INSTRUCTIONS FOR THE TASK: Retype each line exactly. Skip images.

[Start of DATASET ROWS]

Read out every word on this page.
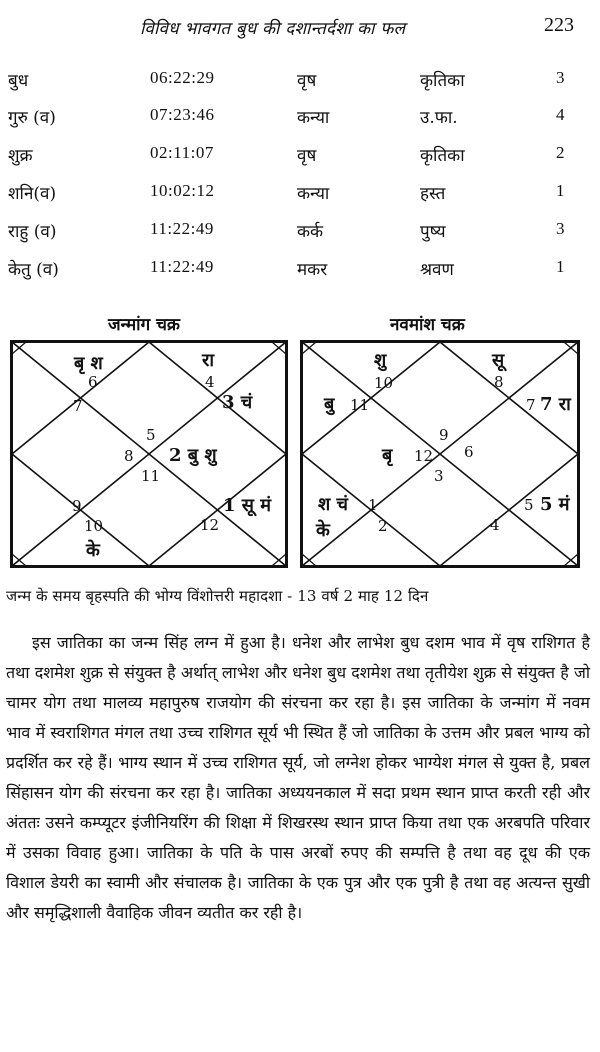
विविध भावगत बुध की दशान्तर्दशा का फल	223
बुध	06:22:29	वृष	कृतिका	3
गुरु (व)	07:23:46	कन्या	उ.फा.	4
शुक्र	02:11:07	वृष	कृतिका	2
शनि(व)	10:02:12	कन्या	हस्त	1
राहु (व)	11:22:49	कर्क	पुष्य	3
केतु (व)	11:22:49	मकर	श्रवण	1
जन्मांग चक्र	नवमांश चक्र
5
4
6
7
8
9
10
11
12
बृ श	रा
3 चं
2 बु शु
1 सू मं
के
9
8
10
11
12
1
2
3
4
5
6
7
शु	सू
बु	7 रा
बृ
श चं
के
5 मं
जन्म के समय बृहस्पति की भोग्य विंशोत्तरी महादशा - 13 वर्ष 2 माह 12 दिन

इस जातिका का जन्म सिंह लग्न में हुआ है। धनेश और लाभेश बुध दशम भाव में वृष राशिगत है तथा दशमेश शुक्र से संयुक्त है अर्थात् लाभेश और धनेश बुध दशमेश तथा तृतीयेश शुक्र से संयुक्त है जो चामर योग तथा मालव्य महापुरुष राजयोग की संरचना कर रहा है। इस जातिका के जन्मांग में नवम भाव में स्वराशिगत मंगल तथा उच्च राशिगत सूर्य भी स्थित हैं जो जातिका के उत्तम और प्रबल भाग्य को प्रदर्शित कर रहे हैं। भाग्य स्थान में उच्च राशिगत सूर्य, जो लग्नेश होकर भाग्येश मंगल से युक्त है, प्रबल सिंहासन योग की संरचना कर रहा है। जातिका अध्ययनकाल में सदा प्रथम स्थान प्राप्त करती रही और अंततः उसने कम्प्यूटर इंजीनियरिंग की शिक्षा में शिखरस्थ स्थान प्राप्त किया तथा एक अरबपति परिवार में उसका विवाह हुआ। जातिका के पति के पास अरबों रुपए की सम्पत्ति है तथा वह दूध की एक विशाल डेयरी का स्वामी और संचालक है। जातिका के एक पुत्र और एक पुत्री है तथा वह अत्यन्त सुखी और समृद्धिशाली वैवाहिक जीवन व्यतीत कर रही है।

[End of DATASET ROWS]

COMPLETE OUTPUT:
Read out every word on this page.
विविध भावगत बुध की दशान्तर्दशा का फल	223
बुध	06:22:29	वृष	कृतिका	3
गुरु (व)	07:23:46	कन्या	उ.फा.	4
शुक्र	02:11:07	वृष	कृतिका	2
शनि(व)	10:02:12	कन्या	हस्त	1
राहु (व)	11:22:49	कर्क	पुष्य	3
केतु (व)	11:22:49	मकर	श्रवण	1
जन्मांग चक्र	नवमांश चक्र
5
4
6
7
8
9
10
11
12
बृ श	रा
3 चं
2 बु शु
1 सू मं
के
9
8
10
11
12
1
2
3
4
5
6
7
शु	सू
बु	7 रा
बृ
श चं
के
5 मं
जन्म के समय बृहस्पति की भोग्य विंशोत्तरी महादशा - 13 वर्ष 2 माह 12 दिन

इस जातिका का जन्म सिंह लग्न में हुआ है। धनेश और लाभेश बुध दशम भाव में वृष राशिगत है तथा दशमेश शुक्र से संयुक्त है अर्थात् लाभेश और धनेश बुध दशमेश तथा तृतीयेश शुक्र से संयुक्त है जो चामर योग तथा मालव्य महापुरुष राजयोग की संरचना कर रहा है। इस जातिका के जन्मांग में नवम भाव में स्वराशिगत मंगल तथा उच्च राशिगत सूर्य भी स्थित हैं जो जातिका के उत्तम और प्रबल भाग्य को प्रदर्शित कर रहे हैं। भाग्य स्थान में उच्च राशिगत सूर्य, जो लग्नेश होकर भाग्येश मंगल से युक्त है, प्रबल सिंहासन योग की संरचना कर रहा है। जातिका अध्ययनकाल में सदा प्रथम स्थान प्राप्त करती रही और अंततः उसने कम्प्यूटर इंजीनियरिंग की शिक्षा में शिखरस्थ स्थान प्राप्त किया तथा एक अरबपति परिवार में उसका विवाह हुआ। जातिका के पति के पास अरबों रुपए की सम्पत्ति है तथा वह दूध की एक विशाल डेयरी का स्वामी और संचालक है। जातिका के एक पुत्र और एक पुत्री है तथा वह अत्यन्त सुखी और समृद्धिशाली वैवाहिक जीवन व्यतीत कर रही है।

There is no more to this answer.